• Set problem: Give only the number of lines that include the string "text".

• Records shown:
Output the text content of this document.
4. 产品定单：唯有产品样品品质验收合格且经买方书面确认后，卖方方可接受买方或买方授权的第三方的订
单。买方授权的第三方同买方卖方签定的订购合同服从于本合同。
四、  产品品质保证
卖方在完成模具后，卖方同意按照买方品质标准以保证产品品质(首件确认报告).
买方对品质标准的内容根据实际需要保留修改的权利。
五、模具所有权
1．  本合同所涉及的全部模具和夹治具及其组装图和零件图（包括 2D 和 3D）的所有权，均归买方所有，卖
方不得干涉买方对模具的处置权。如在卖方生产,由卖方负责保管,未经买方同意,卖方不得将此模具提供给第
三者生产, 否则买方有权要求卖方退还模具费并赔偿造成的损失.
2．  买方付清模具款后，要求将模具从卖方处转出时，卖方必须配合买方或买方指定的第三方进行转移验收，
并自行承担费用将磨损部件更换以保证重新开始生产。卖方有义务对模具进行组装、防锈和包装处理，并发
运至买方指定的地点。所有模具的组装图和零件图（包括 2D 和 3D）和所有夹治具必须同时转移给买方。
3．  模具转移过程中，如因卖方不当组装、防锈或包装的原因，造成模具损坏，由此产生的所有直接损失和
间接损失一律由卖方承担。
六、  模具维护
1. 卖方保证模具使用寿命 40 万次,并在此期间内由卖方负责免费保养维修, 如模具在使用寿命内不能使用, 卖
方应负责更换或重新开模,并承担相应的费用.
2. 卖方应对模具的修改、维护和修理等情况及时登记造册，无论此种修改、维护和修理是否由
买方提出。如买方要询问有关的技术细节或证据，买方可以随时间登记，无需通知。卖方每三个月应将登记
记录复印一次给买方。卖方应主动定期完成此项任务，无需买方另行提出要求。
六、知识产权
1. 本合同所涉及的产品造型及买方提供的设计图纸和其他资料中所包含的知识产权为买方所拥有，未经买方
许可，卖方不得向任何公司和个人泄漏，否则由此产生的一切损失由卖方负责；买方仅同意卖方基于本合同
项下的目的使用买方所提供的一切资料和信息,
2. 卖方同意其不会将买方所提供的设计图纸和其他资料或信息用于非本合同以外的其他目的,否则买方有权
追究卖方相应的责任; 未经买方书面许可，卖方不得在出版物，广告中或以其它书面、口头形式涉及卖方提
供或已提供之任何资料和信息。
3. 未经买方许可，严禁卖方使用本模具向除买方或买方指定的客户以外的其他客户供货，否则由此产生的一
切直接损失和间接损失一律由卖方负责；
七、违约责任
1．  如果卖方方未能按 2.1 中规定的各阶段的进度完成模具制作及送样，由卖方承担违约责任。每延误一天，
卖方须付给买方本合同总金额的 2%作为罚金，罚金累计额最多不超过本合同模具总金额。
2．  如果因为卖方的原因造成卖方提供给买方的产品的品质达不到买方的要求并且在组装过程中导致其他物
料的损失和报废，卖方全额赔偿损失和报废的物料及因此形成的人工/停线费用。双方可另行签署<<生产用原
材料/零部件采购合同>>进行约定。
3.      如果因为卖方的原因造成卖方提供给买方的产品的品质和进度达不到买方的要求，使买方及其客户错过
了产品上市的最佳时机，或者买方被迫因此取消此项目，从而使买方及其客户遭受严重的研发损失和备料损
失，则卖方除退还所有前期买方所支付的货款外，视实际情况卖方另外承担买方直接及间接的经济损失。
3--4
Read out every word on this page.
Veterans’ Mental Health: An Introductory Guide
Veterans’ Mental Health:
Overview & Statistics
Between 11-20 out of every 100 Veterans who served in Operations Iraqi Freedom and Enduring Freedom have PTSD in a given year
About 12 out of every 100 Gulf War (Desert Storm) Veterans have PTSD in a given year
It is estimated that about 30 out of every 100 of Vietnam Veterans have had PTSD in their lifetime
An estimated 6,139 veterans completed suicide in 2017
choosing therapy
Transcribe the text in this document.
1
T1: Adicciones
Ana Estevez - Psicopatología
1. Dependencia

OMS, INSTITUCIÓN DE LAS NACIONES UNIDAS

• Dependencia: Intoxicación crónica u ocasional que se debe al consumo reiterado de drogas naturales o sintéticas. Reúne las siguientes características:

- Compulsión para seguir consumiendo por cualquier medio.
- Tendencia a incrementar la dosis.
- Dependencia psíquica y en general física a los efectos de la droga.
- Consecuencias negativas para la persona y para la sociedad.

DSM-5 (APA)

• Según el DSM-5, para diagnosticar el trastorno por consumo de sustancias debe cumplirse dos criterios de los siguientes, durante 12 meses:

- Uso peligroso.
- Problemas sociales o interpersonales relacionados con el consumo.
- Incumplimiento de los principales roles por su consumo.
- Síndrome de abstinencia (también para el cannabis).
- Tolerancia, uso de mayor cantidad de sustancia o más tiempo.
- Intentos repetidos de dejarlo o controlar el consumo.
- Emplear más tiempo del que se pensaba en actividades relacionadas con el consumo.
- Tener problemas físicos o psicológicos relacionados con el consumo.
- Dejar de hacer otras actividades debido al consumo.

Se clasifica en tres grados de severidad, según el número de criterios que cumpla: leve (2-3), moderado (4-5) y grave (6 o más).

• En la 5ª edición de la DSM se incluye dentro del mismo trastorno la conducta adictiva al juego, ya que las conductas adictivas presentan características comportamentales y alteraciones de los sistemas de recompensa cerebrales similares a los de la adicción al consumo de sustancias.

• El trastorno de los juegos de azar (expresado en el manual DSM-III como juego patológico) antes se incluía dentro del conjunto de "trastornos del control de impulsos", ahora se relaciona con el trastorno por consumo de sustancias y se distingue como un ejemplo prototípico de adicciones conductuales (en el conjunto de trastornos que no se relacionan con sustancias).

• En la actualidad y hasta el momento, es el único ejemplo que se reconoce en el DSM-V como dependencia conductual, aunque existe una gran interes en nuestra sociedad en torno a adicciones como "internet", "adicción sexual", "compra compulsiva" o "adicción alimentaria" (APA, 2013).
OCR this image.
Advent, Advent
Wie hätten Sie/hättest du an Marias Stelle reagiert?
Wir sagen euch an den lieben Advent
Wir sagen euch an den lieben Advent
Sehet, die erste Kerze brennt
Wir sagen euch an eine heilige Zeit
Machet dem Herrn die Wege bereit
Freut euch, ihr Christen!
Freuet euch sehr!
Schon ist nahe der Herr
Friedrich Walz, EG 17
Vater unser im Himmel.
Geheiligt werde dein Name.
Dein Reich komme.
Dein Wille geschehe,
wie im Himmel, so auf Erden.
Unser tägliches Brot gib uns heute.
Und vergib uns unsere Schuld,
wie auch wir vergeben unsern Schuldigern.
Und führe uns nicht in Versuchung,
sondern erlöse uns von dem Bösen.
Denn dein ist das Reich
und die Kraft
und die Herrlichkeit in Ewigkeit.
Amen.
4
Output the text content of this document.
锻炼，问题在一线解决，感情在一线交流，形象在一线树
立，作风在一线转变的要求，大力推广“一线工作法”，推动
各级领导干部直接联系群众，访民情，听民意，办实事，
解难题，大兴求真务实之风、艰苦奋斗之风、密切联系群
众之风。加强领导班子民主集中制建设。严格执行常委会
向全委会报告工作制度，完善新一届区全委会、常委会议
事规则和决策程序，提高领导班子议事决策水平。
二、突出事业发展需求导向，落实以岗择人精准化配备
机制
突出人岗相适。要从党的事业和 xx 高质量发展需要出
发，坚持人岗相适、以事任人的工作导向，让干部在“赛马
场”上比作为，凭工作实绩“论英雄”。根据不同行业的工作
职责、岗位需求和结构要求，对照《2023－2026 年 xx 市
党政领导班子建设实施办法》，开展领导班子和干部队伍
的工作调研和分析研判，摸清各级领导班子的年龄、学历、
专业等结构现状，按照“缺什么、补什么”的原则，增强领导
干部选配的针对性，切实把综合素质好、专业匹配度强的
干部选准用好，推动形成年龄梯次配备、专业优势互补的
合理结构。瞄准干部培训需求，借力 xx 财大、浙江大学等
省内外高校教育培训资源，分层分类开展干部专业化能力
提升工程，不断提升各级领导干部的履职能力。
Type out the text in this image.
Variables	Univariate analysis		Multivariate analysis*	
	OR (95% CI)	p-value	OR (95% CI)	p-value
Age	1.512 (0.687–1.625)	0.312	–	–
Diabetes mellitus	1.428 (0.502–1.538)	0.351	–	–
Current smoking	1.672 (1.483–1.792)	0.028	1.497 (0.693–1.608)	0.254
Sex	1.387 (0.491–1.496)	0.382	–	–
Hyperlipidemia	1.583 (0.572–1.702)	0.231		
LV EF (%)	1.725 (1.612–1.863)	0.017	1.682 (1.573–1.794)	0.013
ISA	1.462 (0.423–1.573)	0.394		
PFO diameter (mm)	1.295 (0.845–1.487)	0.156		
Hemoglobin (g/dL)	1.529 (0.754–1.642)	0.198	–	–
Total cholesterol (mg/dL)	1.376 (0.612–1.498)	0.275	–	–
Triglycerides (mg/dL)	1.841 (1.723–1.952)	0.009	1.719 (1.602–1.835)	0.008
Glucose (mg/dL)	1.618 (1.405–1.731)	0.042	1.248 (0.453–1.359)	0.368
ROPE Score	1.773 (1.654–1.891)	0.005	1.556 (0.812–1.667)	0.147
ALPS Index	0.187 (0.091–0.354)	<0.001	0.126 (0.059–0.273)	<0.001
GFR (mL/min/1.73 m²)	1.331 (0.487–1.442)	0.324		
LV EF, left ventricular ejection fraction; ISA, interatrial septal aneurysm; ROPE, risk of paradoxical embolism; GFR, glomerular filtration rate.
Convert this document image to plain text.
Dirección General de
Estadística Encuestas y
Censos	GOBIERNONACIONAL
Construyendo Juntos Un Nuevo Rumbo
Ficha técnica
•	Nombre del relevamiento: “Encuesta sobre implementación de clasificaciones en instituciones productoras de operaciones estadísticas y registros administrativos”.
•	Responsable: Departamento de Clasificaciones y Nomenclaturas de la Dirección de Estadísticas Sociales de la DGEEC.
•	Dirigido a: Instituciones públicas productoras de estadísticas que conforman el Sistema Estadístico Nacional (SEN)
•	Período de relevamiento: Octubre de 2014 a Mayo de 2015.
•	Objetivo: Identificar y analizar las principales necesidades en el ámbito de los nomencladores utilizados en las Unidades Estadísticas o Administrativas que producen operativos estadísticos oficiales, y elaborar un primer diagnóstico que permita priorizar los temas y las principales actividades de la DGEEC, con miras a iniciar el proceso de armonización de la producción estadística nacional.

• Response: 5